■ TASK TO CARRY OUT: Scan the lines and state how many carry "making". Leave out everything but the number.

● ● ● ● ●

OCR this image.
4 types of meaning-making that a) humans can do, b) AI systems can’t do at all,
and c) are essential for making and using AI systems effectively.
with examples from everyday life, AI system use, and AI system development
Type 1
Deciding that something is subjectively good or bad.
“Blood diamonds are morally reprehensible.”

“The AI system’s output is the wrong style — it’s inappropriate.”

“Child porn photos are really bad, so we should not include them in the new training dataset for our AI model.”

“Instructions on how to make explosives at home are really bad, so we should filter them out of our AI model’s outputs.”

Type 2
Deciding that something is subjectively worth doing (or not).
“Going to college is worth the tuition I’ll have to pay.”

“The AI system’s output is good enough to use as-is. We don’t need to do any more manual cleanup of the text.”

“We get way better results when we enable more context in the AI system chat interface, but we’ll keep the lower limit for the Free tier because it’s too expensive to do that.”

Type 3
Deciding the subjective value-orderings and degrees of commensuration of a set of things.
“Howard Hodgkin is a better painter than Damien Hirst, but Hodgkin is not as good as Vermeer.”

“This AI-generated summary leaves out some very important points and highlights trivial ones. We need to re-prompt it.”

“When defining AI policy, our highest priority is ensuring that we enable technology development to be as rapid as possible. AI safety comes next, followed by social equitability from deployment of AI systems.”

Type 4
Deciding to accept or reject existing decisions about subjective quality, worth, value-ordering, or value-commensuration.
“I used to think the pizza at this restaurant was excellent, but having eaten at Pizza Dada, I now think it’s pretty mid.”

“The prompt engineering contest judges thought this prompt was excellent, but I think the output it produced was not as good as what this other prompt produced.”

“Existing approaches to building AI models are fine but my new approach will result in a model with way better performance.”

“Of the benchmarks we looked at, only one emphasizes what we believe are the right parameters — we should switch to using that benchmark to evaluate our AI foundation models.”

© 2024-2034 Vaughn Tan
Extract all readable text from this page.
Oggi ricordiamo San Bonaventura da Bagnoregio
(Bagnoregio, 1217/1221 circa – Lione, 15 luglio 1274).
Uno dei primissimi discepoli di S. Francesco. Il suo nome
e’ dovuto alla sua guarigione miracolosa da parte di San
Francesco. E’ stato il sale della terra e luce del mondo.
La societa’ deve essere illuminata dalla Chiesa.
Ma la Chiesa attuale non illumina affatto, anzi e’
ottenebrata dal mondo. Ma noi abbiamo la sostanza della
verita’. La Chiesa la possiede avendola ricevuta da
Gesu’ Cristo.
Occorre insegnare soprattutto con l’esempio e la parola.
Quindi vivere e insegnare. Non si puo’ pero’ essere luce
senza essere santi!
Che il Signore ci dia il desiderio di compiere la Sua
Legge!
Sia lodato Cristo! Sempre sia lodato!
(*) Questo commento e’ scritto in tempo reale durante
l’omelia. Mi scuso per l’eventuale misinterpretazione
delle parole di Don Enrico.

● ● ● ● ●

■ FULL SOLUTION: 2